┌──

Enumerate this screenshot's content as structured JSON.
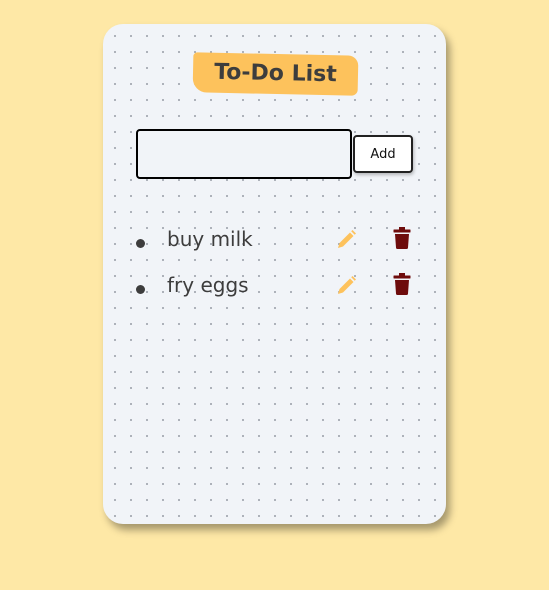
{
  "app": {
    "title": "To-Do List"
  },
  "input": {
    "value": "",
    "placeholder": ""
  },
  "add_button": {
    "label": "Add"
  },
  "tasks": [
    {
      "text": "buy milk",
      "edit_icon": "pencil-icon",
      "delete_icon": "trash-icon"
    },
    {
      "text": "fry eggs",
      "edit_icon": "pencil-icon",
      "delete_icon": "trash-icon"
    }
  ],
  "colors": {
    "page_background": "#fee8a6",
    "card_background": "#f1f4f8",
    "title_highlight": "#fdc25c",
    "edit_icon": "#fdc25c",
    "delete_icon": "#6e0c0c",
    "text": "#3d3d3d"
  }
}
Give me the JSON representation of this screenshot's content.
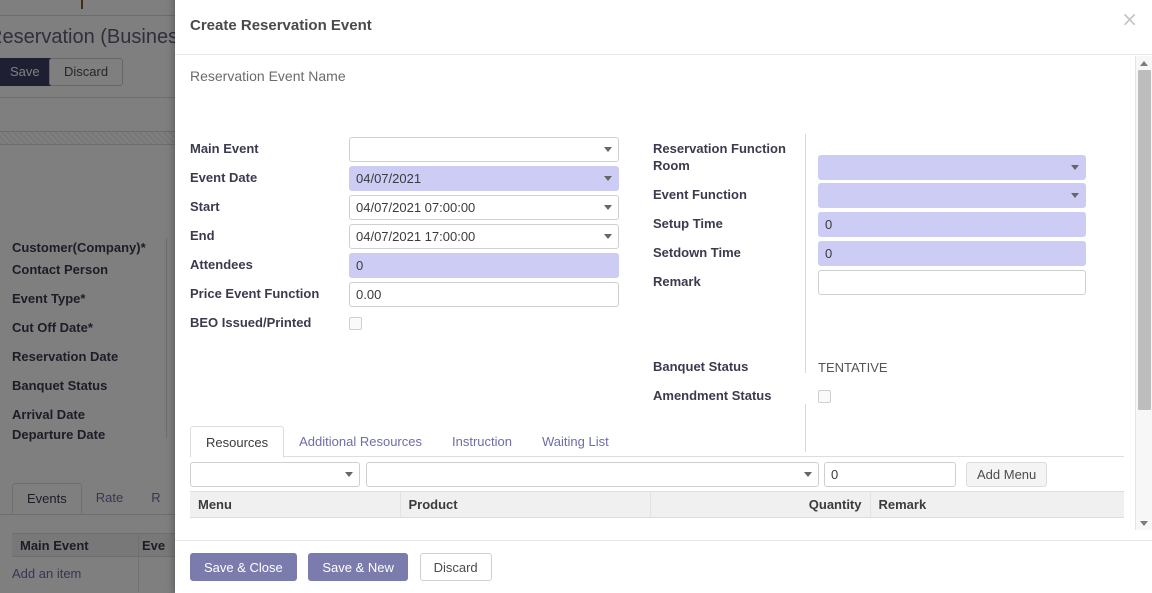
{
  "background": {
    "breadcrumb": "Reservation (Business",
    "save_label": "Save",
    "discard_label": "Discard",
    "field_labels": [
      "Customer(Company)*",
      "Contact Person",
      "Event Type*",
      "Cut Off Date*",
      "Reservation Date",
      "Banquet Status",
      "Arrival Date",
      "Departure Date"
    ],
    "tabs": [
      {
        "label": "Events",
        "active": true
      },
      {
        "label": "Rate",
        "active": false
      },
      {
        "label": "R",
        "active": false
      }
    ],
    "table_headers": [
      "Main Event",
      "Eve"
    ],
    "add_item_label": "Add an item"
  },
  "modal": {
    "title": "Create Reservation Event",
    "close_icon": "close-icon",
    "record_name_placeholder": "Reservation Event Name",
    "record_name_value": "",
    "left_fields": [
      {
        "label": "Main Event",
        "type": "select",
        "value": "",
        "highlight": false
      },
      {
        "label": "Event Date",
        "type": "select",
        "value": "04/07/2021",
        "highlight": true
      },
      {
        "label": "Start",
        "type": "select",
        "value": "04/07/2021 07:00:00",
        "highlight": false
      },
      {
        "label": "End",
        "type": "select",
        "value": "04/07/2021 17:00:00",
        "highlight": false
      },
      {
        "label": "Attendees",
        "type": "text",
        "value": "0",
        "highlight": true
      },
      {
        "label": "Price Event Function",
        "type": "text",
        "value": "0.00",
        "highlight": false
      },
      {
        "label": "BEO Issued/Printed",
        "type": "checkbox",
        "value": "",
        "highlight": false,
        "checked": false
      }
    ],
    "right_fields": [
      {
        "label": "Reservation Function Room",
        "type": "select",
        "value": "",
        "highlight": true,
        "tall": true
      },
      {
        "label": "Event Function",
        "type": "select",
        "value": "",
        "highlight": true,
        "tall": false
      },
      {
        "label": "Setup Time",
        "type": "text",
        "value": "0",
        "highlight": true,
        "tall": false
      },
      {
        "label": "Setdown Time",
        "type": "text",
        "value": "0",
        "highlight": true,
        "tall": false
      },
      {
        "label": "Remark",
        "type": "text",
        "value": "",
        "highlight": false,
        "tall": false
      }
    ],
    "status_fields": [
      {
        "label": "Banquet Status",
        "type": "static",
        "value": "TENTATIVE"
      },
      {
        "label": "Amendment Status",
        "type": "checkbox",
        "value": "",
        "checked": false
      }
    ],
    "notebook": {
      "tabs": [
        {
          "label": "Resources",
          "active": true
        },
        {
          "label": "Additional Resources",
          "active": false
        },
        {
          "label": "Instruction",
          "active": false
        },
        {
          "label": "Waiting List",
          "active": false
        }
      ],
      "toolbar": {
        "menu_select_value": "",
        "product_select_value": "",
        "quantity_value": "0",
        "add_menu_label": "Add Menu"
      },
      "table_headers": [
        "Menu",
        "Product",
        "Quantity",
        "Remark"
      ]
    },
    "footer": {
      "save_close_label": "Save & Close",
      "save_new_label": "Save & New",
      "discard_label": "Discard"
    }
  },
  "colors": {
    "accent_purple": "#7c7bad",
    "field_highlight": "#ccccf5",
    "link_purple": "#6d6da8",
    "overlay": "rgba(0,0,0,0.5)"
  }
}
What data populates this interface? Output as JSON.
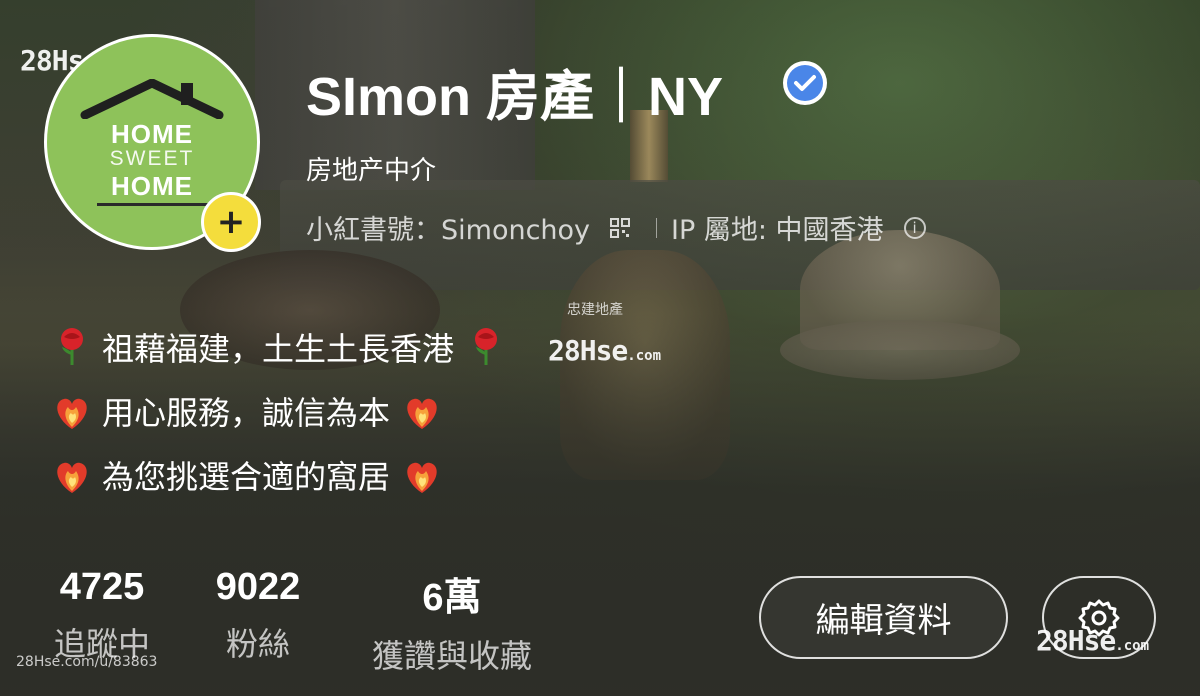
{
  "profile": {
    "name": "SImon 房產｜NY",
    "subtitle": "房地产中介",
    "id_label": "小紅書號：Simonchoy",
    "ip_label": "IP 屬地: 中國香港",
    "avatar": {
      "line1": "HOME",
      "line2": "SWEET",
      "line3": "HOME"
    }
  },
  "bio": [
    "祖藉福建，土生土長香港",
    "用心服務，誠信為本",
    "為您挑選合適的窩居"
  ],
  "stats": [
    {
      "value": "4725",
      "label": "追蹤中"
    },
    {
      "value": "9022",
      "label": "粉絲"
    },
    {
      "value": "6萬",
      "label": "獲讚與收藏"
    }
  ],
  "actions": {
    "edit_label": "編輯資料"
  },
  "watermarks": {
    "brand": "28Hse",
    "domain": ".com",
    "agency": "忠建地產",
    "listing_ref": "28Hse.com/u/83863"
  },
  "icons": {
    "verified": "verified-badge-icon",
    "qr": "qr-code-icon",
    "info": "info-icon",
    "gear": "gear-icon",
    "plus": "plus-icon",
    "rose": "rose-emoji",
    "heart": "heart-on-fire-emoji"
  },
  "colors": {
    "verified_blue": "#4a86e8",
    "avatar_green": "#8ec25a",
    "plus_yellow": "#f4dd3c"
  }
}
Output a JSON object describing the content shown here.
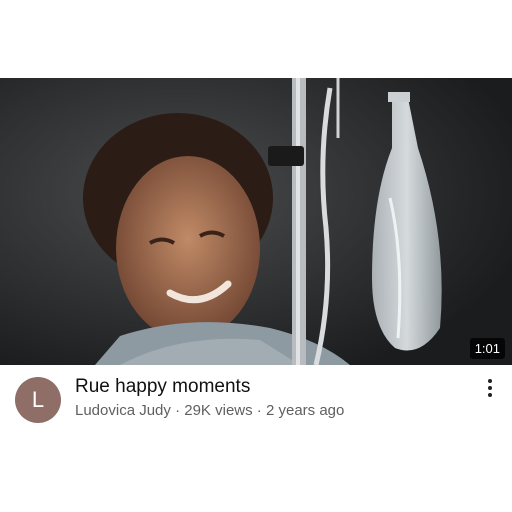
{
  "video": {
    "duration": "1:01",
    "title": "Rue happy moments",
    "channel_initial": "L",
    "channel_name": "Ludovica Judy",
    "views": "29K views",
    "age": "2 years ago",
    "separator": " · "
  },
  "icons": {
    "more": "more-vert-icon"
  },
  "colors": {
    "avatar_bg": "#8e6e66",
    "title_text": "#111111",
    "meta_text": "#606060"
  }
}
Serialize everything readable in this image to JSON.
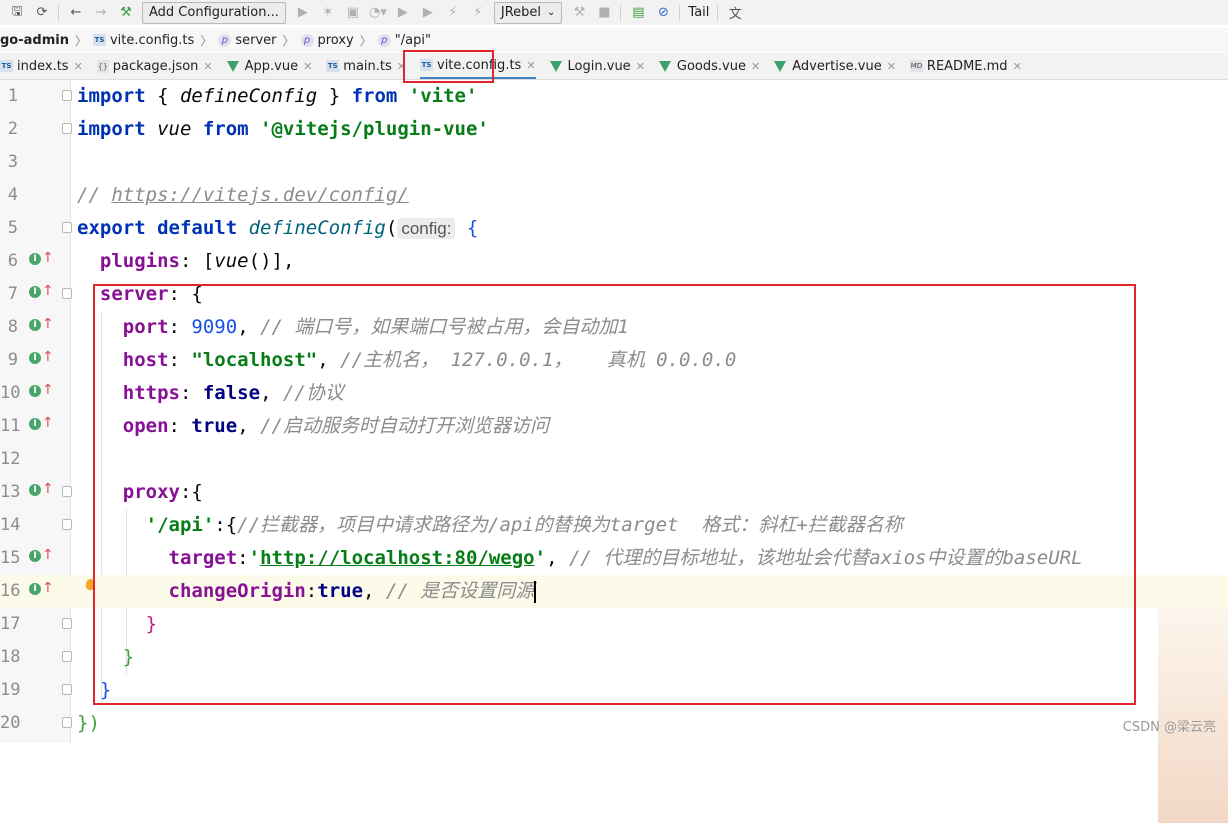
{
  "toolbar": {
    "add_config_label": "Add Configuration...",
    "jrebel_label": "JRebel",
    "tail_label": "Tail"
  },
  "breadcrumb": [
    "go-admin",
    "vite.config.ts",
    "server",
    "proxy",
    "\"/api\""
  ],
  "tabs": [
    {
      "label": "index.ts",
      "type": "ts"
    },
    {
      "label": "package.json",
      "type": "json"
    },
    {
      "label": "App.vue",
      "type": "vue"
    },
    {
      "label": "main.ts",
      "type": "ts"
    },
    {
      "label": "vite.config.ts",
      "type": "ts",
      "active": true
    },
    {
      "label": "Login.vue",
      "type": "vue"
    },
    {
      "label": "Goods.vue",
      "type": "vue"
    },
    {
      "label": "Advertise.vue",
      "type": "vue"
    },
    {
      "label": "README.md",
      "type": "md"
    }
  ],
  "editor": {
    "line_numbers": [
      "1",
      "2",
      "3",
      "4",
      "5",
      "6",
      "7",
      "8",
      "9",
      "10",
      "11",
      "12",
      "13",
      "14",
      "15",
      "16",
      "17",
      "18",
      "19",
      "20"
    ],
    "code": {
      "l1_import": "import",
      "l1_open": " { ",
      "l1_define": "defineConfig",
      "l1_close": " } ",
      "l1_from": "from",
      "l1_str": " 'vite'",
      "l2_import": "import",
      "l2_vue": " vue ",
      "l2_from": "from",
      "l2_str": " '@vitejs/plugin-vue'",
      "l4_comment": "// ",
      "l4_url": "https://vitejs.dev/config/",
      "l5_export": "export default",
      "l5_fn": " defineConfig",
      "l5_paren": "(",
      "l5_hint": "config:",
      "l5_brace": " {",
      "l6_prop": "plugins",
      "l6_mid": ": [",
      "l6_fn": "vue",
      "l6_end": "()],",
      "l7_prop": "server",
      "l7_end": ": {",
      "l8_prop": "port",
      "l8_colon": ": ",
      "l8_num": "9090",
      "l8_comma": ", ",
      "l8_cmt": "// 端口号，如果端口号被占用，会自动加1",
      "l9_prop": "host",
      "l9_colon": ": ",
      "l9_str": "\"localhost\"",
      "l9_comma": ", ",
      "l9_cmt": "//主机名， 127.0.0.1，   真机 0.0.0.0",
      "l10_prop": "https",
      "l10_colon": ": ",
      "l10_val": "false",
      "l10_comma": ", ",
      "l10_cmt": "//协议",
      "l11_prop": "open",
      "l11_colon": ": ",
      "l11_val": "true",
      "l11_comma": ", ",
      "l11_cmt": "//启动服务时自动打开浏览器访问",
      "l13_prop": "proxy",
      "l13_end": ":{",
      "l14_str": "'/api'",
      "l14_colon": ":{",
      "l14_cmt": "//拦截器，项目中请求路径为/api的替换为target  格式：斜杠+拦截器名称",
      "l15_prop": "target",
      "l15_colon": ":",
      "l15_str_q1": "'",
      "l15_url": "http://localhost:80/wego",
      "l15_str_q2": "'",
      "l15_comma": ", ",
      "l15_cmt": "// 代理的目标地址，该地址会代替axios中设置的baseURL",
      "l16_prop": "changeOrigin",
      "l16_colon": ":",
      "l16_val": "true",
      "l16_comma": ", ",
      "l16_cmt": "// 是否设置同源",
      "l17_close": "}",
      "l18_close": "}",
      "l19_close": "}",
      "l20_close": "})"
    }
  },
  "watermark": "CSDN @梁云亮"
}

└──

Exercise instructions
Write down every line of the data above that includes the string "Time".

Expected answer
        "label": "Setup Time",
        "label": "Setdown Time",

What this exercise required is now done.